• _出された課題 A_: データの中で、「y-tick-label: 500.00 xyxy=(893,381,927,393)」がある行から「x-tick-label: 2014 xyxy=(227,527,251,539)」がある行まで(両はしの行も入れて)を、「bar-countdown」を「timer-label」に書き換え、ほかはそのままにして、その行だけを出してください。

• _もとの文章_:
┏━━
11/2説教「私たちは主のもの」

はじめに
今朝のこの礼拝は就眠者記念礼拝です。この教会において信仰者として歩み、そして天に召された方々、またこの教会で葬儀が行われた方々のことを覚えてこの礼拝を守っています。お手もとに就眠者の名簿をお配りしました。昨年のこの礼拝以降新たにここに加えられたのは、教会員の藤田潮美さん、大磯教会付属幼稚園であった照が崎幼稚園出身の谷川信子さん、大磯教会で葬儀式をされた池井昱夫(イクオ)さんの3名の方々です。多くの人々が、これまでこの教会に連なって歩み、そして天に召されていきました。同じように私たちも、遅かれ早かれ皆天に召されていきます。私たちは皆、就眠者の予備軍ということです。就眠者を覚えて守るこの礼拝は、私たち一人ひとりの行末を思いつつ守る礼拝でもあるのです。就眠者を覚え、また自分たちの行末を思いつつ守るこの礼拝において、私たちは、既に天に召された方々の思い出に浸るということもあるでしょう。またその方々の信仰を思い、それを受け継ごうという思いを新たにすることも大切です。その方々が今主のみもとで平安を与えられていることを覚え、私たちも将来主のもとでその方々と再会することができると期待するということもあるでしょう。しかし、就眠者記念礼拝は、召された方々のために行うのではありません。召された方々は、既に、天において、神の懐に抱かれています。ですから、地上に遺された私たちが、その方たちのために、何かをして差し上げる必要はないのです。就眠者記念礼拝は、遺された者たちのために、行われるものなのです。遺された者が、召された方の歩まれた道筋を想い起こし、その方を生かしてくださった信仰に思いを馳せ、自分の生き方を顧みる時なのです。そして、受け継いだ信仰を、今度は、私たちが伝えていくことの大切さを、再認識する時なのです。そのような思いをもって、この礼拝を献げたいと思います。
全地よ、主に向かい
さて、今朝わたしたちに与えられている旧約聖書の御言葉は、詩編100編1節から5節です。
この詩編は、2節「喜び祝い、主に仕え 喜び歌って御前に進み出よ」という言葉や、4節の「感謝の歌を歌って主の門に進み、賛美の歌をうたって主の庭に入れ」と呼びかける言葉が示す通り、礼拝への招きの歌であると言われています。1節から3節は、エルサレム神殿に入場する聖歌隊によって歌われ、4節から5節は迎える神殿内の聖歌隊によって歌われたと想像することもできると言われます。交互に歌われる賛美の歌であったようです。
┗━━
• _出された課題 B_: 次の(i)〜(iii)が説教の文章と合っているかどうか、それぞれ「はい」か「いいえ」で答え、決め手になる文章の言葉をそのまま引いてください。(i) 就眠者記念礼拝は、召された方々のために行うものである。(ii) 昨年のこの礼拝のあとで新しく名簿に加わったのは3名である。(iii) 詩編100編の1節から3節は、神殿の中で迎える聖歌隊が歌ったと想像できる。

• _使うデータ_:
┏━━
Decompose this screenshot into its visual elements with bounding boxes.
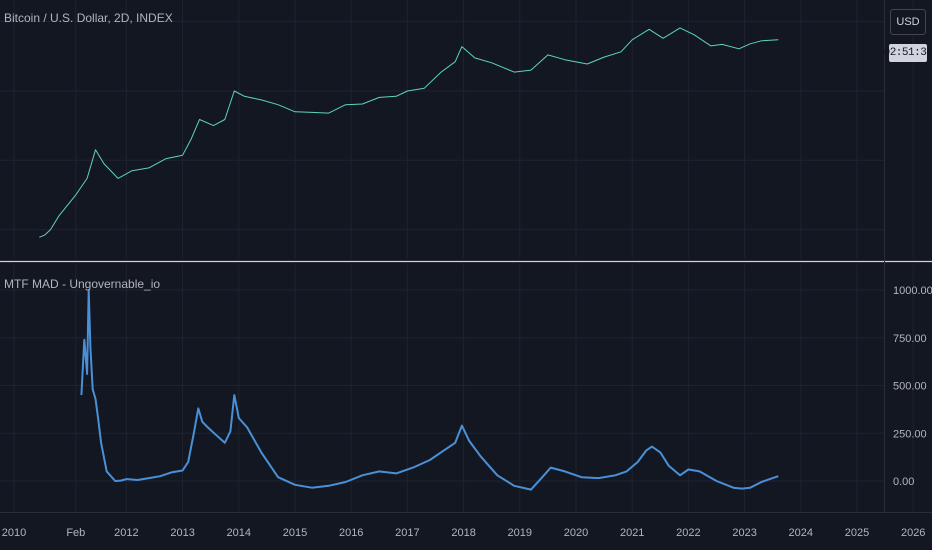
y-tick-label: 500.00 xyxy=(893,381,927,393)
x-tick-label: 2021 xyxy=(620,527,644,539)
x-tick-label: 2015 xyxy=(283,527,307,539)
x-tick-label: Feb xyxy=(66,527,85,539)
bar-countdown: 02:51:34 xyxy=(884,44,932,62)
x-tick-label: 2014 xyxy=(227,527,251,539)
indicator-price-axis[interactable]: 1000.00 750.00 500.00 250.00 0.00 xyxy=(893,285,932,488)
mad-indicator-series xyxy=(80,289,779,491)
time-axis[interactable]: 2010 Feb 2012 2013 2014 2015 2016 2017 2018 2019 2… xyxy=(2,527,926,539)
currency-button[interactable]: USD xyxy=(890,9,926,35)
x-tick-label: 2012 xyxy=(114,527,138,539)
x-tick-label: 2020 xyxy=(564,527,588,539)
symbol-title[interactable]: Bitcoin / U.S. Dollar, 2D, INDEX xyxy=(4,11,173,25)
x-tick-label: 2024 xyxy=(789,527,813,539)
y-tick-label: 250.00 xyxy=(893,428,927,440)
y-tick-label: 1000.00 xyxy=(893,285,932,297)
x-tick-label: 2013 xyxy=(170,527,194,539)
y-tick-label: 0.00 xyxy=(893,476,914,488)
btc-price-series xyxy=(39,27,779,238)
x-tick-label: 2018 xyxy=(451,527,475,539)
btc-price-line xyxy=(39,27,779,238)
lower-grid xyxy=(0,265,914,512)
y-tick-label: 750.00 xyxy=(893,333,927,345)
indicator-title[interactable]: MTF MAD - Ungovernable_io xyxy=(4,277,161,291)
mad-line xyxy=(80,289,779,491)
x-tick-label: 2025 xyxy=(845,527,869,539)
x-tick-label: 2017 xyxy=(395,527,419,539)
x-tick-label: 2022 xyxy=(676,527,700,539)
x-tick-label: 2019 xyxy=(508,527,532,539)
x-tick-label: 2026 xyxy=(901,527,925,539)
x-tick-label: 2023 xyxy=(732,527,756,539)
upper-grid xyxy=(0,0,914,258)
x-tick-label: 2016 xyxy=(339,527,363,539)
x-tick-label: 2010 xyxy=(2,527,26,539)
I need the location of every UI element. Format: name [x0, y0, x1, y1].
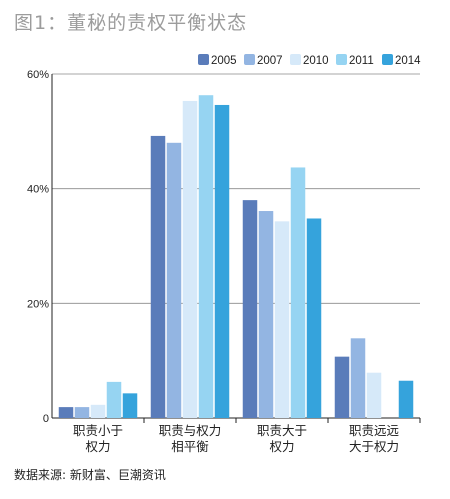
┗━━
• _課題の答え A_:
y-tick-label: 500.00 xyxy=(893,381,927,393)
x-tick-label: 2021 xyxy=(620,527,644,539)
x-tick-label: 2015 xyxy=(283,527,307,539)
x-tick-label: Feb xyxy=(66,527,85,539)
timer-label: 02:51:34 xyxy=(884,44,932,62)
x-tick-label: 2014 xyxy=(227,527,251,539)

• _課題の答え B_:
(i) いいえ。「就眠者記念礼拝は、召された方々のために行うのではありません。」
(ii) はい。「大磯教会で葬儀式をされた池井昱夫(イクオ)さんの3名の方々です。」
(iii) いいえ。「1節から3節は、エルサレム神殿に入場する聖歌隊によって歌われ」